**Input for this task**:
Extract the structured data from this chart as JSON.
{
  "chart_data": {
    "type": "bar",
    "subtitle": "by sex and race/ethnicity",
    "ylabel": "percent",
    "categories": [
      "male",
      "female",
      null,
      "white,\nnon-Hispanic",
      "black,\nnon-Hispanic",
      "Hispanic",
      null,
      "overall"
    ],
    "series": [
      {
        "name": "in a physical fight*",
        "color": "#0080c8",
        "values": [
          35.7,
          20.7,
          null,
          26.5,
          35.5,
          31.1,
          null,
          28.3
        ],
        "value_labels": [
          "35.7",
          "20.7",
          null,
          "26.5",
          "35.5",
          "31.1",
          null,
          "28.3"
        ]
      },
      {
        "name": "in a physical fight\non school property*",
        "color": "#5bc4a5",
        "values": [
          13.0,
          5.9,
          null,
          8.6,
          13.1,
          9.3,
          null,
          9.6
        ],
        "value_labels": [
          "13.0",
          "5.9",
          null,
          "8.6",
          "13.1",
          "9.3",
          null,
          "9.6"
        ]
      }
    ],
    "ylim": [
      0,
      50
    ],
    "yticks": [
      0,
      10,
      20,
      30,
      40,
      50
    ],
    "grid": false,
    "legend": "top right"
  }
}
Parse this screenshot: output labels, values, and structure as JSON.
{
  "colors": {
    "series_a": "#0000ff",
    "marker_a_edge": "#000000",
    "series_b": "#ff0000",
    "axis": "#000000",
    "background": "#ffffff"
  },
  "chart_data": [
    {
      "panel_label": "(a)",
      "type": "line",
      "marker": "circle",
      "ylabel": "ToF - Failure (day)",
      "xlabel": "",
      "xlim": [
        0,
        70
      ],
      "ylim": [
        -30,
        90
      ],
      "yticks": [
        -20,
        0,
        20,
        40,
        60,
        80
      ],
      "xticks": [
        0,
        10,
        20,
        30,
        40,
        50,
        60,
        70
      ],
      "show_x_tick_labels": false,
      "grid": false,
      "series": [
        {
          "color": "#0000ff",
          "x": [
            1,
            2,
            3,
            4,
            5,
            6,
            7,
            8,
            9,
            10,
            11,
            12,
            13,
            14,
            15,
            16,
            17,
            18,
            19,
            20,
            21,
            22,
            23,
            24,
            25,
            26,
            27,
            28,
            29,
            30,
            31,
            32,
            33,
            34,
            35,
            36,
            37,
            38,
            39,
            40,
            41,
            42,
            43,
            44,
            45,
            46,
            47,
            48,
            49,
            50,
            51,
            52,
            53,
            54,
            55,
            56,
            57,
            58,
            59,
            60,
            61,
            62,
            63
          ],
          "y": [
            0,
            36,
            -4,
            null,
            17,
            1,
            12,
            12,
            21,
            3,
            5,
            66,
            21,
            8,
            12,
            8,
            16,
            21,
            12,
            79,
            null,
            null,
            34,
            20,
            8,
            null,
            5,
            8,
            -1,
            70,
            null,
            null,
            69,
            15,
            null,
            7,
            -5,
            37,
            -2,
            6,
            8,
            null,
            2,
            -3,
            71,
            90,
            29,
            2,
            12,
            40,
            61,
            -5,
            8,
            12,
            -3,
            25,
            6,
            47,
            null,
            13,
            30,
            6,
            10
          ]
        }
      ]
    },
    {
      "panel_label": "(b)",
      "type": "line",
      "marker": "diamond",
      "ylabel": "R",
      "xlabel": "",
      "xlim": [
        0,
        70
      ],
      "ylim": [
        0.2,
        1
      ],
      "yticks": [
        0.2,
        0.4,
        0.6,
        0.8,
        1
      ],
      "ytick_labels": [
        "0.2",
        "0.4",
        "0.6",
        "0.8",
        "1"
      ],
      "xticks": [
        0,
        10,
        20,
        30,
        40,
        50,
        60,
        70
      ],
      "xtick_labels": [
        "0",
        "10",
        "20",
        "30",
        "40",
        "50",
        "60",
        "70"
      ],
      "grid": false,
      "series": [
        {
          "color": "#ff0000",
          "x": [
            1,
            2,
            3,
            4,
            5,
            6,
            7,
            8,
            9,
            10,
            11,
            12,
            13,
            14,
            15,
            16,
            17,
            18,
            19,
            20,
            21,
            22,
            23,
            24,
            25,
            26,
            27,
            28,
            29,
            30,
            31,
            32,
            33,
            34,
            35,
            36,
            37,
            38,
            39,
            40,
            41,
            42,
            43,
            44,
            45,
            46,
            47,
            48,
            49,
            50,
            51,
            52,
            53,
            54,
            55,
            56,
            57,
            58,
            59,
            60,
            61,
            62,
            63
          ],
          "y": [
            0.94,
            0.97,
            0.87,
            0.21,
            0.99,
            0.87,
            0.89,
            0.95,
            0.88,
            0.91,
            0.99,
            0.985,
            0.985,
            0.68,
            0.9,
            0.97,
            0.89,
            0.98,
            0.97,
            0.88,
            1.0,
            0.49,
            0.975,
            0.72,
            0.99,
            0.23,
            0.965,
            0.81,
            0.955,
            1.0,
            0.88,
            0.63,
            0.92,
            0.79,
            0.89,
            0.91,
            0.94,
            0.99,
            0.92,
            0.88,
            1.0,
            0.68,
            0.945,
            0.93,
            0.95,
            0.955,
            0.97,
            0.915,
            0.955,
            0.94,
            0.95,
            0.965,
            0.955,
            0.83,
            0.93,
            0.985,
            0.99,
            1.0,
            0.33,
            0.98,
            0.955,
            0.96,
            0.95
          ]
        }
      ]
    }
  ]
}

**What this task involves**: Copy the records above exactly.

**Complete response**:
Extract the structured data from this chart as JSON.
{
  "chart_data": {
    "type": "bar",
    "subtitle": "by sex and race/ethnicity",
    "ylabel": "percent",
    "categories": [
      "male",
      "female",
      null,
      "white,\nnon-Hispanic",
      "black,\nnon-Hispanic",
      "Hispanic",
      null,
      "overall"
    ],
    "series": [
      {
        "name": "in a physical fight*",
        "color": "#0080c8",
        "values": [
          35.7,
          20.7,
          null,
          26.5,
          35.5,
          31.1,
          null,
          28.3
        ],
        "value_labels": [
          "35.7",
          "20.7",
          null,
          "26.5",
          "35.5",
          "31.1",
          null,
          "28.3"
        ]
      },
      {
        "name": "in a physical fight\non school property*",
        "color": "#5bc4a5",
        "values": [
          13.0,
          5.9,
          null,
          8.6,
          13.1,
          9.3,
          null,
          9.6
        ],
        "value_labels": [
          "13.0",
          "5.9",
          null,
          "8.6",
          "13.1",
          "9.3",
          null,
          "9.6"
        ]
      }
    ],
    "ylim": [
      0,
      50
    ],
    "yticks": [
      0,
      10,
      20,
      30,
      40,
      50
    ],
    "grid": false,
    "legend": "top right"
  }
}
Parse this screenshot: output labels, values, and structure as JSON.
{
  "colors": {
    "series_a": "#0000ff",
    "marker_a_edge": "#000000",
    "series_b": "#ff0000",
    "axis": "#000000",
    "background": "#ffffff"
  },
  "chart_data": [
    {
      "panel_label": "(a)",
      "type": "line",
      "marker": "circle",
      "ylabel": "ToF - Failure (day)",
      "xlabel": "",
      "xlim": [
        0,
        70
      ],
      "ylim": [
        -30,
        90
      ],
      "yticks": [
        -20,
        0,
        20,
        40,
        60,
        80
      ],
      "xticks": [
        0,
        10,
        20,
        30,
        40,
        50,
        60,
        70
      ],
      "show_x_tick_labels": false,
      "grid": false,
      "series": [
        {
          "color": "#0000ff",
          "x": [
            1,
            2,
            3,
            4,
            5,
            6,
            7,
            8,
            9,
            10,
            11,
            12,
            13,
            14,
            15,
            16,
            17,
            18,
            19,
            20,
            21,
            22,
            23,
            24,
            25,
            26,
            27,
            28,
            29,
            30,
            31,
            32,
            33,
            34,
            35,
            36,
            37,
            38,
            39,
            40,
            41,
            42,
            43,
            44,
            45,
            46,
            47,
            48,
            49,
            50,
            51,
            52,
            53,
            54,
            55,
            56,
            57,
            58,
            59,
            60,
            61,
            62,
            63
          ],
          "y": [
            0,
            36,
            -4,
            null,
            17,
            1,
            12,
            12,
            21,
            3,
            5,
            66,
            21,
            8,
            12,
            8,
            16,
            21,
            12,
            79,
            null,
            null,
            34,
            20,
            8,
            null,
            5,
            8,
            -1,
            70,
            null,
            null,
            69,
            15,
            null,
            7,
            -5,
            37,
            -2,
            6,
            8,
            null,
            2,
            -3,
            71,
            90,
            29,
            2,
            12,
            40,
            61,
            -5,
            8,
            12,
            -3,
            25,
            6,
            47,
            null,
            13,
            30,
            6,
            10
          ]
        }
      ]
    },
    {
      "panel_label": "(b)",
      "type": "line",
      "marker": "diamond",
      "ylabel": "R",
      "xlabel": "",
      "xlim": [
        0,
        70
      ],
      "ylim": [
        0.2,
        1
      ],
      "yticks": [
        0.2,
        0.4,
        0.6,
        0.8,
        1
      ],
      "ytick_labels": [
        "0.2",
        "0.4",
        "0.6",
        "0.8",
        "1"
      ],
      "xticks": [
        0,
        10,
        20,
        30,
        40,
        50,
        60,
        70
      ],
      "xtick_labels": [
        "0",
        "10",
        "20",
        "30",
        "40",
        "50",
        "60",
        "70"
      ],
      "grid": false,
      "series": [
        {
          "color": "#ff0000",
          "x": [
            1,
            2,
            3,
            4,
            5,
            6,
            7,
            8,
            9,
            10,
            11,
            12,
            13,
            14,
            15,
            16,
            17,
            18,
            19,
            20,
            21,
            22,
            23,
            24,
            25,
            26,
            27,
            28,
            29,
            30,
            31,
            32,
            33,
            34,
            35,
            36,
            37,
            38,
            39,
            40,
            41,
            42,
            43,
            44,
            45,
            46,
            47,
            48,
            49,
            50,
            51,
            52,
            53,
            54,
            55,
            56,
            57,
            58,
            59,
            60,
            61,
            62,
            63
          ],
          "y": [
            0.94,
            0.97,
            0.87,
            0.21,
            0.99,
            0.87,
            0.89,
            0.95,
            0.88,
            0.91,
            0.99,
            0.985,
            0.985,
            0.68,
            0.9,
            0.97,
            0.89,
            0.98,
            0.97,
            0.88,
            1.0,
            0.49,
            0.975,
            0.72,
            0.99,
            0.23,
            0.965,
            0.81,
            0.955,
            1.0,
            0.88,
            0.63,
            0.92,
            0.79,
            0.89,
            0.91,
            0.94,
            0.99,
            0.92,
            0.88,
            1.0,
            0.68,
            0.945,
            0.93,
            0.95,
            0.955,
            0.97,
            0.915,
            0.955,
            0.94,
            0.95,
            0.965,
            0.955,
            0.83,
            0.93,
            0.985,
            0.99,
            1.0,
            0.33,
            0.98,
            0.955,
            0.96,
            0.95
          ]
        }
      ]
    }
  ]
}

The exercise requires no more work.